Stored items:
■ ■ ■ ■

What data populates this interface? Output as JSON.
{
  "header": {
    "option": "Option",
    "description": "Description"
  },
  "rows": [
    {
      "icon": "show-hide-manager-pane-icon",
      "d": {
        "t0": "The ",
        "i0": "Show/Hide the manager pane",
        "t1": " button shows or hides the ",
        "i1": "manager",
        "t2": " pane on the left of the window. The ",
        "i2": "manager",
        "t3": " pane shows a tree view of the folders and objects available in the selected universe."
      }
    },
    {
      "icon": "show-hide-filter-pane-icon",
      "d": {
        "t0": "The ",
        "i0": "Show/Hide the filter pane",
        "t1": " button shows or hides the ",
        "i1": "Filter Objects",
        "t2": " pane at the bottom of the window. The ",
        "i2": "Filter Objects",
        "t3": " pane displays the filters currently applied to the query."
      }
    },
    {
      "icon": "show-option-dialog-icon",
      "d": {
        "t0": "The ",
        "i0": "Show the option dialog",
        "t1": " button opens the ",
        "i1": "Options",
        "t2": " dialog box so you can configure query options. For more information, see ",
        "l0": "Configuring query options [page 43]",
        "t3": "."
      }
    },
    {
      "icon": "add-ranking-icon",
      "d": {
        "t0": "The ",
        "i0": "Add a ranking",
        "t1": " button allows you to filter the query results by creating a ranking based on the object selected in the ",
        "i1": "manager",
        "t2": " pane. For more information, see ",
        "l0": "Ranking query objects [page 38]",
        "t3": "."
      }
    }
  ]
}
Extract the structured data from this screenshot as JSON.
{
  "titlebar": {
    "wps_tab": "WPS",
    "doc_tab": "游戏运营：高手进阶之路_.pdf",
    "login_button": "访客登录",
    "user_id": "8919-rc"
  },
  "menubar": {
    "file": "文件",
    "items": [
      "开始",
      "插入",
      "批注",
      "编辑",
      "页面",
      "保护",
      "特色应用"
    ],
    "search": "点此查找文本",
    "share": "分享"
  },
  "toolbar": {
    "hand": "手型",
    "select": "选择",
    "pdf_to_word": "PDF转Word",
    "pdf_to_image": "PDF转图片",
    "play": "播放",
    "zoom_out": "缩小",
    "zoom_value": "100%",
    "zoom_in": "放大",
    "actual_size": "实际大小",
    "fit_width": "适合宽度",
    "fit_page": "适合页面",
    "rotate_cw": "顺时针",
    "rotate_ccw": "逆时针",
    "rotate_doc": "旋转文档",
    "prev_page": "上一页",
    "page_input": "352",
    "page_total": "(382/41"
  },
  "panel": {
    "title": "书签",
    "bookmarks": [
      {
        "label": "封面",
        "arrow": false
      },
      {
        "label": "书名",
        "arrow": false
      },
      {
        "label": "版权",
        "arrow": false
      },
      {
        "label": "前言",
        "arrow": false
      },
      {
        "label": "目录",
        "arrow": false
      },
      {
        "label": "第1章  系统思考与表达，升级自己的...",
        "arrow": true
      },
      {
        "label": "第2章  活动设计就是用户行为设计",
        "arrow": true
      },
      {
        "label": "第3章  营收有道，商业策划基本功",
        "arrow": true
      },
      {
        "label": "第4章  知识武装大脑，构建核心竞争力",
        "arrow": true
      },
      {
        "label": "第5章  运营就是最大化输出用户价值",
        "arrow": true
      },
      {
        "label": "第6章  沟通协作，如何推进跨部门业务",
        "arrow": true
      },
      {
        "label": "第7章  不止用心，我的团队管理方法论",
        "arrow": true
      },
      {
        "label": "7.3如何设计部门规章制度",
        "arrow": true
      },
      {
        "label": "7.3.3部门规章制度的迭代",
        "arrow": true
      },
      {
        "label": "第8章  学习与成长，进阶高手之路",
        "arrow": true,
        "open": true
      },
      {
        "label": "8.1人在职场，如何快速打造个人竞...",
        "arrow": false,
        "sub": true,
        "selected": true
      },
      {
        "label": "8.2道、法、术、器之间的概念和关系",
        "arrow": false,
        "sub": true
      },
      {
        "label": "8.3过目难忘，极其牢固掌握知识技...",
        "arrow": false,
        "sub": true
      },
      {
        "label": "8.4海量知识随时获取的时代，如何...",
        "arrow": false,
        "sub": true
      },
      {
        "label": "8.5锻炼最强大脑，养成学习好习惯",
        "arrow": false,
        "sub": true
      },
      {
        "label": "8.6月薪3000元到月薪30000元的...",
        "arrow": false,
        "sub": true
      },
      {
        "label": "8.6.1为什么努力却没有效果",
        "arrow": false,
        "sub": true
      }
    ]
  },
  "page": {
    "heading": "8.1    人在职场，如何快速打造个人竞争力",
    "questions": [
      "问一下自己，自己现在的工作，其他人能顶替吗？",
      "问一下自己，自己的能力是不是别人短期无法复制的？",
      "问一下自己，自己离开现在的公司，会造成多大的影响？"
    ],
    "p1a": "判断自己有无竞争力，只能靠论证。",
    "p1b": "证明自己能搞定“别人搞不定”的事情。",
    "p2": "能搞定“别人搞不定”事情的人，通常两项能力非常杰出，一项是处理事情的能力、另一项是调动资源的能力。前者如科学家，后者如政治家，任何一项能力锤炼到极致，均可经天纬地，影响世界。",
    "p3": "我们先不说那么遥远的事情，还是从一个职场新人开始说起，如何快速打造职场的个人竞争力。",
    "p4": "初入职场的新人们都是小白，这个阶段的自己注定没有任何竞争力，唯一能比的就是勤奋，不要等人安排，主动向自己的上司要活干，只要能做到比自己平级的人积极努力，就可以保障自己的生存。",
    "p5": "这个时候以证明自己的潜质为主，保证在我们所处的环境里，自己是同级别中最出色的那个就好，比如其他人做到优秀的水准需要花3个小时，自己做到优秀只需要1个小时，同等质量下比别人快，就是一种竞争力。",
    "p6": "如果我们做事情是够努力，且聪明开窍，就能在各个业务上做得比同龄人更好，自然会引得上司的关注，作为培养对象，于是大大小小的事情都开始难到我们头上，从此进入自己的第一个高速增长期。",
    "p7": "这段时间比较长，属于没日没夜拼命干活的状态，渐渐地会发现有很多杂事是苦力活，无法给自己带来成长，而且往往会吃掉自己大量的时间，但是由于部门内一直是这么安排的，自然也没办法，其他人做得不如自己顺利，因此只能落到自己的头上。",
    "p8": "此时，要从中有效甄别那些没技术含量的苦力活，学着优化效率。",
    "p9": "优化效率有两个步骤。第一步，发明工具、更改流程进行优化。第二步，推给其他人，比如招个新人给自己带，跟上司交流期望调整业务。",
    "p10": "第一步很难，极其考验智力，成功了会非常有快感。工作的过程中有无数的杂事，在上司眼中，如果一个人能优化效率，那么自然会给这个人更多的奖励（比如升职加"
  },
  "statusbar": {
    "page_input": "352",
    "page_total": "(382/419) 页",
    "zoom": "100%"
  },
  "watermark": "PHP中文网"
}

■ ■ ■ ■

## Task statement
Word for word, quote all of the data above.

## Full output
What data populates this interface? Output as JSON.
{
  "header": {
    "option": "Option",
    "description": "Description"
  },
  "rows": [
    {
      "icon": "show-hide-manager-pane-icon",
      "d": {
        "t0": "The ",
        "i0": "Show/Hide the manager pane",
        "t1": " button shows or hides the ",
        "i1": "manager",
        "t2": " pane on the left of the window. The ",
        "i2": "manager",
        "t3": " pane shows a tree view of the folders and objects available in the selected universe."
      }
    },
    {
      "icon": "show-hide-filter-pane-icon",
      "d": {
        "t0": "The ",
        "i0": "Show/Hide the filter pane",
        "t1": " button shows or hides the ",
        "i1": "Filter Objects",
        "t2": " pane at the bottom of the window. The ",
        "i2": "Filter Objects",
        "t3": " pane displays the filters currently applied to the query."
      }
    },
    {
      "icon": "show-option-dialog-icon",
      "d": {
        "t0": "The ",
        "i0": "Show the option dialog",
        "t1": " button opens the ",
        "i1": "Options",
        "t2": " dialog box so you can configure query options. For more information, see ",
        "l0": "Configuring query options [page 43]",
        "t3": "."
      }
    },
    {
      "icon": "add-ranking-icon",
      "d": {
        "t0": "The ",
        "i0": "Add a ranking",
        "t1": " button allows you to filter the query results by creating a ranking based on the object selected in the ",
        "i1": "manager",
        "t2": " pane. For more information, see ",
        "l0": "Ranking query objects [page 38]",
        "t3": "."
      }
    }
  ]
}
Extract the structured data from this screenshot as JSON.
{
  "titlebar": {
    "wps_tab": "WPS",
    "doc_tab": "游戏运营：高手进阶之路_.pdf",
    "login_button": "访客登录",
    "user_id": "8919-rc"
  },
  "menubar": {
    "file": "文件",
    "items": [
      "开始",
      "插入",
      "批注",
      "编辑",
      "页面",
      "保护",
      "特色应用"
    ],
    "search": "点此查找文本",
    "share": "分享"
  },
  "toolbar": {
    "hand": "手型",
    "select": "选择",
    "pdf_to_word": "PDF转Word",
    "pdf_to_image": "PDF转图片",
    "play": "播放",
    "zoom_out": "缩小",
    "zoom_value": "100%",
    "zoom_in": "放大",
    "actual_size": "实际大小",
    "fit_width": "适合宽度",
    "fit_page": "适合页面",
    "rotate_cw": "顺时针",
    "rotate_ccw": "逆时针",
    "rotate_doc": "旋转文档",
    "prev_page": "上一页",
    "page_input": "352",
    "page_total": "(382/41"
  },
  "panel": {
    "title": "书签",
    "bookmarks": [
      {
        "label": "封面",
        "arrow": false
      },
      {
        "label": "书名",
        "arrow": false
      },
      {
        "label": "版权",
        "arrow": false
      },
      {
        "label": "前言",
        "arrow": false
      },
      {
        "label": "目录",
        "arrow": false
      },
      {
        "label": "第1章  系统思考与表达，升级自己的...",
        "arrow": true
      },
      {
        "label": "第2章  活动设计就是用户行为设计",
        "arrow": true
      },
      {
        "label": "第3章  营收有道，商业策划基本功",
        "arrow": true
      },
      {
        "label": "第4章  知识武装大脑，构建核心竞争力",
        "arrow": true
      },
      {
        "label": "第5章  运营就是最大化输出用户价值",
        "arrow": true
      },
      {
        "label": "第6章  沟通协作，如何推进跨部门业务",
        "arrow": true
      },
      {
        "label": "第7章  不止用心，我的团队管理方法论",
        "arrow": true
      },
      {
        "label": "7.3如何设计部门规章制度",
        "arrow": true
      },
      {
        "label": "7.3.3部门规章制度的迭代",
        "arrow": true
      },
      {
        "label": "第8章  学习与成长，进阶高手之路",
        "arrow": true,
        "open": true
      },
      {
        "label": "8.1人在职场，如何快速打造个人竞...",
        "arrow": false,
        "sub": true,
        "selected": true
      },
      {
        "label": "8.2道、法、术、器之间的概念和关系",
        "arrow": false,
        "sub": true
      },
      {
        "label": "8.3过目难忘，极其牢固掌握知识技...",
        "arrow": false,
        "sub": true
      },
      {
        "label": "8.4海量知识随时获取的时代，如何...",
        "arrow": false,
        "sub": true
      },
      {
        "label": "8.5锻炼最强大脑，养成学习好习惯",
        "arrow": false,
        "sub": true
      },
      {
        "label": "8.6月薪3000元到月薪30000元的...",
        "arrow": false,
        "sub": true
      },
      {
        "label": "8.6.1为什么努力却没有效果",
        "arrow": false,
        "sub": true
      }
    ]
  },
  "page": {
    "heading": "8.1    人在职场，如何快速打造个人竞争力",
    "questions": [
      "问一下自己，自己现在的工作，其他人能顶替吗？",
      "问一下自己，自己的能力是不是别人短期无法复制的？",
      "问一下自己，自己离开现在的公司，会造成多大的影响？"
    ],
    "p1a": "判断自己有无竞争力，只能靠论证。",
    "p1b": "证明自己能搞定“别人搞不定”的事情。",
    "p2": "能搞定“别人搞不定”事情的人，通常两项能力非常杰出，一项是处理事情的能力、另一项是调动资源的能力。前者如科学家，后者如政治家，任何一项能力锤炼到极致，均可经天纬地，影响世界。",
    "p3": "我们先不说那么遥远的事情，还是从一个职场新人开始说起，如何快速打造职场的个人竞争力。",
    "p4": "初入职场的新人们都是小白，这个阶段的自己注定没有任何竞争力，唯一能比的就是勤奋，不要等人安排，主动向自己的上司要活干，只要能做到比自己平级的人积极努力，就可以保障自己的生存。",
    "p5": "这个时候以证明自己的潜质为主，保证在我们所处的环境里，自己是同级别中最出色的那个就好，比如其他人做到优秀的水准需要花3个小时，自己做到优秀只需要1个小时，同等质量下比别人快，就是一种竞争力。",
    "p6": "如果我们做事情是够努力，且聪明开窍，就能在各个业务上做得比同龄人更好，自然会引得上司的关注，作为培养对象，于是大大小小的事情都开始难到我们头上，从此进入自己的第一个高速增长期。",
    "p7": "这段时间比较长，属于没日没夜拼命干活的状态，渐渐地会发现有很多杂事是苦力活，无法给自己带来成长，而且往往会吃掉自己大量的时间，但是由于部门内一直是这么安排的，自然也没办法，其他人做得不如自己顺利，因此只能落到自己的头上。",
    "p8": "此时，要从中有效甄别那些没技术含量的苦力活，学着优化效率。",
    "p9": "优化效率有两个步骤。第一步，发明工具、更改流程进行优化。第二步，推给其他人，比如招个新人给自己带，跟上司交流期望调整业务。",
    "p10": "第一步很难，极其考验智力，成功了会非常有快感。工作的过程中有无数的杂事，在上司眼中，如果一个人能优化效率，那么自然会给这个人更多的奖励（比如升职加"
  },
  "statusbar": {
    "page_input": "352",
    "page_total": "(382/419) 页",
    "zoom": "100%"
  },
  "watermark": "PHP中文网"
}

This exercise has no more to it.